• _Stated task_: Each record below should be output verbatim, without pictures.
***
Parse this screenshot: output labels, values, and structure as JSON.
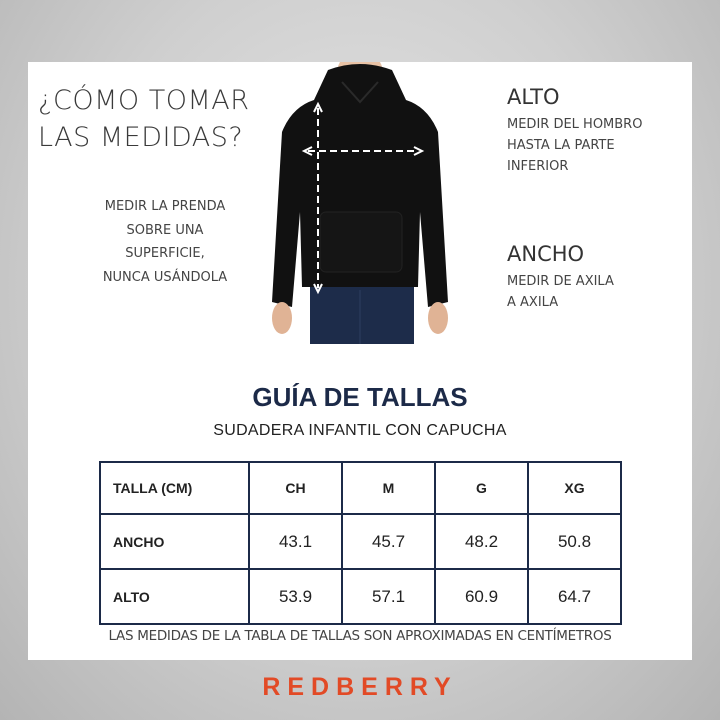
{
  "heading": {
    "line1": "¿CÓMO TOMAR",
    "line2": "LAS MEDIDAS?"
  },
  "note": [
    "MEDIR LA PRENDA",
    "SOBRE UNA",
    "SUPERFICIE,",
    "NUNCA USÁNDOLA"
  ],
  "alto": {
    "title": "ALTO",
    "lines": [
      "MEDIR DEL HOMBRO",
      "HASTA LA PARTE",
      "INFERIOR"
    ]
  },
  "ancho": {
    "title": "ANCHO",
    "lines": [
      "MEDIR DE AXILA",
      "A AXILA"
    ]
  },
  "guide": {
    "title": "GUÍA DE TALLAS",
    "subtitle": "SUDADERA INFANTIL CON CAPUCHA"
  },
  "table": {
    "headers": [
      "TALLA (CM)",
      "CH",
      "M",
      "G",
      "XG"
    ],
    "rows": [
      {
        "label": "ANCHO",
        "values": [
          "43.1",
          "45.7",
          "48.2",
          "50.8"
        ]
      },
      {
        "label": "ALTO",
        "values": [
          "53.9",
          "57.1",
          "60.9",
          "64.7"
        ]
      }
    ]
  },
  "footnote": "LAS MEDIDAS DE LA TABLA DE TALLAS SON APROXIMADAS EN CENTÍMETROS",
  "brand": "REDBERRY",
  "colors": {
    "navy": "#1c2a48",
    "brand": "#e24a26",
    "hoodie": "#111111"
  }
}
***
• _Worked answer_:
Parse this screenshot: output labels, values, and structure as JSON.
{
  "heading": {
    "line1": "¿CÓMO TOMAR",
    "line2": "LAS MEDIDAS?"
  },
  "note": [
    "MEDIR LA PRENDA",
    "SOBRE UNA",
    "SUPERFICIE,",
    "NUNCA USÁNDOLA"
  ],
  "alto": {
    "title": "ALTO",
    "lines": [
      "MEDIR DEL HOMBRO",
      "HASTA LA PARTE",
      "INFERIOR"
    ]
  },
  "ancho": {
    "title": "ANCHO",
    "lines": [
      "MEDIR DE AXILA",
      "A AXILA"
    ]
  },
  "guide": {
    "title": "GUÍA DE TALLAS",
    "subtitle": "SUDADERA INFANTIL CON CAPUCHA"
  },
  "table": {
    "headers": [
      "TALLA (CM)",
      "CH",
      "M",
      "G",
      "XG"
    ],
    "rows": [
      {
        "label": "ANCHO",
        "values": [
          "43.1",
          "45.7",
          "48.2",
          "50.8"
        ]
      },
      {
        "label": "ALTO",
        "values": [
          "53.9",
          "57.1",
          "60.9",
          "64.7"
        ]
      }
    ]
  },
  "footnote": "LAS MEDIDAS DE LA TABLA DE TALLAS SON APROXIMADAS EN CENTÍMETROS",
  "brand": "REDBERRY",
  "colors": {
    "navy": "#1c2a48",
    "brand": "#e24a26",
    "hoodie": "#111111"
  }
}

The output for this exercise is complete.